• **EXERCISE GOAL**: Assemble all lines in which the string "поцелуя" appears.

• **RECORDS FOR THIS TASK**:
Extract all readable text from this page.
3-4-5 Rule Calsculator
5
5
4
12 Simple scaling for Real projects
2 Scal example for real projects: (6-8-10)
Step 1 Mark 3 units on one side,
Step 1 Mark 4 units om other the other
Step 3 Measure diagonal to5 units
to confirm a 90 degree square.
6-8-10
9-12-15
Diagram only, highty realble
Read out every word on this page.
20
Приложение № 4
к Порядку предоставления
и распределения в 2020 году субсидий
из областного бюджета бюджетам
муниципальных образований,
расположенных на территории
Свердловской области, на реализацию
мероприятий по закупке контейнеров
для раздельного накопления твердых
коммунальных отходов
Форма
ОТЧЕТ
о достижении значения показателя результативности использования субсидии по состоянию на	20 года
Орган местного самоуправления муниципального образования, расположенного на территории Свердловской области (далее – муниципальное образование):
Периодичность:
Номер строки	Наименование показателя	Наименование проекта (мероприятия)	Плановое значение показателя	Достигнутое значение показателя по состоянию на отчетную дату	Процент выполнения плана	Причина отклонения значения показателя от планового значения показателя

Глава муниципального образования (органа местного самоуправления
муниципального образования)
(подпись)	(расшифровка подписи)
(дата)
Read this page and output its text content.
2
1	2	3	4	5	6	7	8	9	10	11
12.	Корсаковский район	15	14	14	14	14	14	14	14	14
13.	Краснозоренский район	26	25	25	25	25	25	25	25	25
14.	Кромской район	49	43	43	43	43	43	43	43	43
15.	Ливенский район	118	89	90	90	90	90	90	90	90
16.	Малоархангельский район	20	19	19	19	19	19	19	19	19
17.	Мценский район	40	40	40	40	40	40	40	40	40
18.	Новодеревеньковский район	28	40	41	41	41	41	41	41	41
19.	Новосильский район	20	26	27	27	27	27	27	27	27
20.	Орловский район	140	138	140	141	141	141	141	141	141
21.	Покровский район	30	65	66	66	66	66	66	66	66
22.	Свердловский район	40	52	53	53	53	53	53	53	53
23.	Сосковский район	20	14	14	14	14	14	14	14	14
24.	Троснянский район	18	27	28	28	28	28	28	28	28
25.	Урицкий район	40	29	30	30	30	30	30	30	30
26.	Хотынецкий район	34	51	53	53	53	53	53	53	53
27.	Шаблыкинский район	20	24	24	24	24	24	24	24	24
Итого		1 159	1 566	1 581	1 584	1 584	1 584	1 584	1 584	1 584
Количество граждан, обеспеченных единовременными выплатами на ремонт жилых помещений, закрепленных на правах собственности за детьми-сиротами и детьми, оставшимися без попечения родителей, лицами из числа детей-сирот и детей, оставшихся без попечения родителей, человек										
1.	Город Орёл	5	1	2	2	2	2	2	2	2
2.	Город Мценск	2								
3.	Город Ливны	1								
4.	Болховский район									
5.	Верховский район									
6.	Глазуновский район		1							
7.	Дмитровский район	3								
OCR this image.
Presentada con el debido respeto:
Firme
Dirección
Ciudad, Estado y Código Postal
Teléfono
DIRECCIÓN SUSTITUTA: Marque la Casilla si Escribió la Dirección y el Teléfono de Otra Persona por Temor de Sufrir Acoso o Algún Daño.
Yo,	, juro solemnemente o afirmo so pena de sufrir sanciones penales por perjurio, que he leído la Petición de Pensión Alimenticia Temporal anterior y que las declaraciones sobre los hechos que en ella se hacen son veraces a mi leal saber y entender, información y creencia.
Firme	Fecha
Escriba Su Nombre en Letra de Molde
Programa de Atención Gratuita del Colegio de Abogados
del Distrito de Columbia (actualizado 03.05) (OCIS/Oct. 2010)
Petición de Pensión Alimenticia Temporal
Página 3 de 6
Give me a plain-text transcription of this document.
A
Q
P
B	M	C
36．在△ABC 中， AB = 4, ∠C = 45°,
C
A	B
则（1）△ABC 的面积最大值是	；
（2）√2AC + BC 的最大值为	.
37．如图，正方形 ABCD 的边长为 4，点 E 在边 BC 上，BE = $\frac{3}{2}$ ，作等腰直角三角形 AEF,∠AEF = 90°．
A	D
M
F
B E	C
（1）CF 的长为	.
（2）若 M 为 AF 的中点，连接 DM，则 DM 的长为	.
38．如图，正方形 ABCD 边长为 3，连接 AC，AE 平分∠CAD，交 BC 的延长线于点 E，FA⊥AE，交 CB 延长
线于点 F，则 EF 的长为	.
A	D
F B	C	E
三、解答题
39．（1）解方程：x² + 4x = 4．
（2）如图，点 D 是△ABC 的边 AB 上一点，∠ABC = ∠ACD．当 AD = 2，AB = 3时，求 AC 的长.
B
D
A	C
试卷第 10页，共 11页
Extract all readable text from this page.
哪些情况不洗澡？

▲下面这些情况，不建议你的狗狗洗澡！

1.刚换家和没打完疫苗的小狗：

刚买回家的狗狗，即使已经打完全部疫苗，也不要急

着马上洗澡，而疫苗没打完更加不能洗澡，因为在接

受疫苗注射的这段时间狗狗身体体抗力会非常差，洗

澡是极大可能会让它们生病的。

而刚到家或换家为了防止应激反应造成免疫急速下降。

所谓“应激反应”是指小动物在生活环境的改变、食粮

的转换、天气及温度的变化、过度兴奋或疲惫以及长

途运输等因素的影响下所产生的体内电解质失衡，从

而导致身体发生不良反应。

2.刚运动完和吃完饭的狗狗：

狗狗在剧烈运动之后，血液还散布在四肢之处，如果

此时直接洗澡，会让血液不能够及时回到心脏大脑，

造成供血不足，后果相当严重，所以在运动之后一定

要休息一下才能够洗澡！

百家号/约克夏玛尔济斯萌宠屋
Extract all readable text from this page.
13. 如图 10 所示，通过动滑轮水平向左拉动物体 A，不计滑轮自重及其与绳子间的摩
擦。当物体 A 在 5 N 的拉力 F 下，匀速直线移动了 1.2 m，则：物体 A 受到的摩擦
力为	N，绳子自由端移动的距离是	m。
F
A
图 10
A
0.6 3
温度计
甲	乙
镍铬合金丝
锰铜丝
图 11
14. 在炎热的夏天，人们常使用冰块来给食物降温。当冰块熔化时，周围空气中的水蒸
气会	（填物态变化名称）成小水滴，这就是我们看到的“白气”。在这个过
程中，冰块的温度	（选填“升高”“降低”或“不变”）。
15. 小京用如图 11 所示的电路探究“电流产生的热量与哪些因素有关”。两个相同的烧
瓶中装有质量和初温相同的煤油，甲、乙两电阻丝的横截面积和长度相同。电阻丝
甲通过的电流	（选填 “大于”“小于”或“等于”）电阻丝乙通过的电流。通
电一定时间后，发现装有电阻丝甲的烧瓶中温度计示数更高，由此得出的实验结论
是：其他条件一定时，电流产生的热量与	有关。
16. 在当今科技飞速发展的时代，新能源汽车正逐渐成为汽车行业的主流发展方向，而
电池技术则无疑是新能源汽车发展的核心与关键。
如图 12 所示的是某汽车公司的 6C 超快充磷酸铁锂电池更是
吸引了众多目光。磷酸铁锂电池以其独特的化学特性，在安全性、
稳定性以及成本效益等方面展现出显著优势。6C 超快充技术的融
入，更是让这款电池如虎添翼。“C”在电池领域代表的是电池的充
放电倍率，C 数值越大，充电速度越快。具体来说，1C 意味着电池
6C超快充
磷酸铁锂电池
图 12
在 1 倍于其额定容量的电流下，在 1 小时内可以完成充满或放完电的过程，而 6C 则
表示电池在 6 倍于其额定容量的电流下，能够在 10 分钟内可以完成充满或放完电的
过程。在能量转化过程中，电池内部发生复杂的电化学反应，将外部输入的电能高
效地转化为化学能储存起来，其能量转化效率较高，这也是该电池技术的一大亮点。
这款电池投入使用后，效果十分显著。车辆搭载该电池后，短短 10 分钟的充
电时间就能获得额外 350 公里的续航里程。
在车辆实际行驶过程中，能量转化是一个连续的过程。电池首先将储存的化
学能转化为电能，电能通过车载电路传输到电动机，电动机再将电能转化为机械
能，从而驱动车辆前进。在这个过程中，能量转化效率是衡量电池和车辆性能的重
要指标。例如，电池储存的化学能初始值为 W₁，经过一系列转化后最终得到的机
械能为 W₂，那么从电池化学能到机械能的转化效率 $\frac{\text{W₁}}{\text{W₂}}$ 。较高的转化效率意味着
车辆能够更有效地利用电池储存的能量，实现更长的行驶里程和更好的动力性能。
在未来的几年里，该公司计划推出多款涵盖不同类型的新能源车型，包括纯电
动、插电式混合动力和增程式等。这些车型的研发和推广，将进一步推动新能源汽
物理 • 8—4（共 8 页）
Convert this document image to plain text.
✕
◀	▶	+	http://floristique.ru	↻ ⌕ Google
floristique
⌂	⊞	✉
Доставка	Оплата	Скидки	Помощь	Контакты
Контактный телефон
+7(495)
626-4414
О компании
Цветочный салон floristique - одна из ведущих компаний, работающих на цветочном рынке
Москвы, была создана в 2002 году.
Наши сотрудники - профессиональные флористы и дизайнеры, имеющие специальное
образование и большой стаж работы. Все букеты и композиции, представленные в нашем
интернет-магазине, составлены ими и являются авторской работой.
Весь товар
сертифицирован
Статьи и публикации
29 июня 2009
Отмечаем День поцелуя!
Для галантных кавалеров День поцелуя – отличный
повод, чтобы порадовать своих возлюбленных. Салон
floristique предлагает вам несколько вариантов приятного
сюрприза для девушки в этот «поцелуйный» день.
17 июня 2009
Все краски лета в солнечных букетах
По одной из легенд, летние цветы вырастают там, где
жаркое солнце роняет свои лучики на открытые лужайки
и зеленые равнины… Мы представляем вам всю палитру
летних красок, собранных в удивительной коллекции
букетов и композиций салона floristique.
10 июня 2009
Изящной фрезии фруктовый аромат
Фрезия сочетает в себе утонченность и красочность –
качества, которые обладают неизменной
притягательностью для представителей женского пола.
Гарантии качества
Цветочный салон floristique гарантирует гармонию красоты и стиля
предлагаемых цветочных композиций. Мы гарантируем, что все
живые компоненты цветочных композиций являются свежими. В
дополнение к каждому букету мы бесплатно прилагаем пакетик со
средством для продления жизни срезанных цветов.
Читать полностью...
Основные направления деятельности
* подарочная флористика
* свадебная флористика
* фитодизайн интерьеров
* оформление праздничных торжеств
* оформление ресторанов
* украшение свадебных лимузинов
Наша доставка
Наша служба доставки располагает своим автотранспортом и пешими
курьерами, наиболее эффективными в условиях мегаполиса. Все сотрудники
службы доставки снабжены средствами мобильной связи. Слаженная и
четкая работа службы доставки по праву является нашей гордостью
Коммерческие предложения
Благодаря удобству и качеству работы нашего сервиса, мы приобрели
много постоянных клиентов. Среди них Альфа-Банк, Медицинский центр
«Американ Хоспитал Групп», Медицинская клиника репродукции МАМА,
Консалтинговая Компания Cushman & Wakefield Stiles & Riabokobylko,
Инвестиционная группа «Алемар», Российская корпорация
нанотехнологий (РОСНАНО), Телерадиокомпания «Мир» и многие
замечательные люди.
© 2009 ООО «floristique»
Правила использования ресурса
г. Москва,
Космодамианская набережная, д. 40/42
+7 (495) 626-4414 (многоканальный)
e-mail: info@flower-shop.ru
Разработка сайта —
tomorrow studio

• **WRITTEN SOLUTION**:
Отмечаем День поцелуя!
Для галантных кавалеров День поцелуя – отличный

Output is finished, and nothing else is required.